■ OBJECTIVE
Select, from the material below, each line with "this" in it.

■ THE INPUT
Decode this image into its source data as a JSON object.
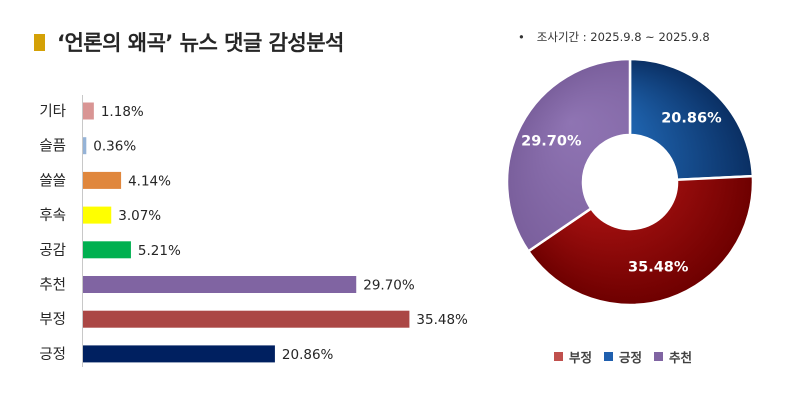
{
  "header": {
    "title": "‘언론의 왜곡’ 뉴스 댓글 감성분석",
    "period_bullet": "•",
    "period": "조사기간 : 2025.9.8 ~ 2025.9.8"
  },
  "chart_data": [
    {
      "type": "bar",
      "orientation": "horizontal",
      "categories": [
        "기타",
        "슬픔",
        "쓸쓸",
        "후속",
        "공감",
        "추천",
        "부정",
        "긍정"
      ],
      "values": [
        1.18,
        0.36,
        4.14,
        3.07,
        5.21,
        29.7,
        35.48,
        20.86
      ],
      "value_labels": [
        "1.18%",
        "0.36%",
        "4.14%",
        "3.07%",
        "5.21%",
        "29.70%",
        "35.48%",
        "20.86%"
      ],
      "colors": [
        "#d99594",
        "#95b3d7",
        "#e0873d",
        "#ffff00",
        "#00b050",
        "#8064a2",
        "#ab4745",
        "#002060"
      ],
      "xlim": [
        0,
        37
      ],
      "grid": false,
      "legend": false
    },
    {
      "type": "pie",
      "style": "donut",
      "labels": [
        "긍정",
        "부정",
        "추천"
      ],
      "values": [
        20.86,
        35.48,
        29.7
      ],
      "value_labels": [
        "20.86%",
        "35.48%",
        "29.70%"
      ],
      "colors": [
        "#0d55a8",
        "#b01010",
        "#8064a2"
      ],
      "legend": "bottom",
      "legend_entries": [
        {
          "label": "부정",
          "color": "#c0504d"
        },
        {
          "label": "긍정",
          "color": "#1f5fae"
        },
        {
          "label": "추천",
          "color": "#8064a2"
        }
      ]
    }
  ]
}
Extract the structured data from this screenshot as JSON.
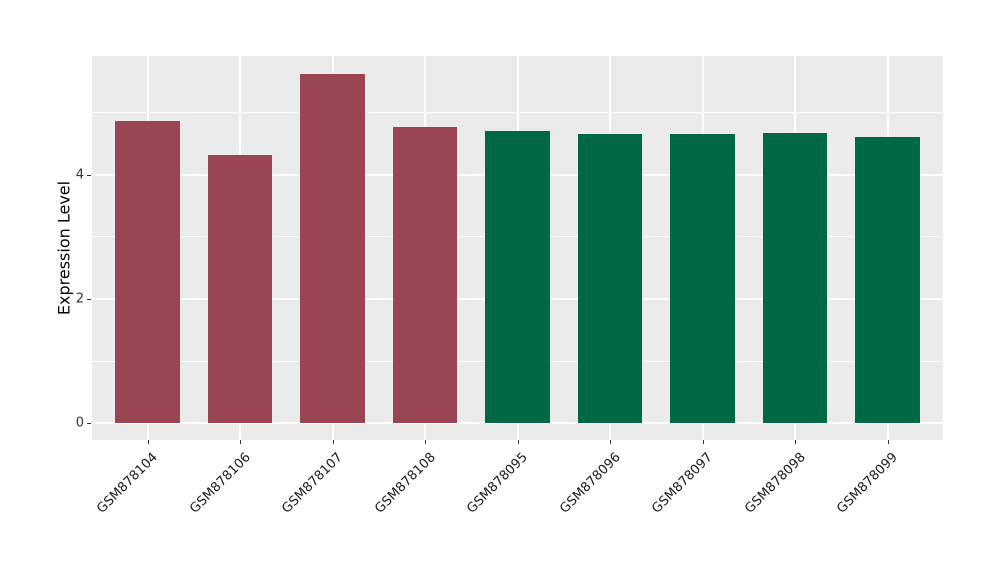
{
  "chart_data": {
    "type": "bar",
    "title": "",
    "xlabel": "",
    "ylabel": "Expression Level",
    "categories": [
      "GSM878104",
      "GSM878106",
      "GSM878107",
      "GSM878108",
      "GSM878095",
      "GSM878096",
      "GSM878097",
      "GSM878098",
      "GSM878099"
    ],
    "values": [
      4.87,
      4.31,
      5.62,
      4.77,
      4.71,
      4.66,
      4.66,
      4.67,
      4.6
    ],
    "bar_colors": [
      "#9A4553",
      "#9A4553",
      "#9A4553",
      "#9A4553",
      "#006747",
      "#006747",
      "#006747",
      "#006747",
      "#006747"
    ],
    "group_colors": {
      "left_group": "#9A4553",
      "right_group": "#006747"
    },
    "yticks": [
      0,
      2,
      4
    ],
    "minor_yticks": [
      1,
      3,
      5
    ],
    "ylim": [
      -0.27,
      5.91
    ],
    "bar_width_fraction": 0.7,
    "grid": "on",
    "legend_position": "none",
    "panel_background": "#EBEBEB",
    "grid_color": "#FFFFFF"
  }
}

■ TASK OUTPUT
Decode this image into its source data as a JSON object.
Extract the structured data from this screenshot as JSON.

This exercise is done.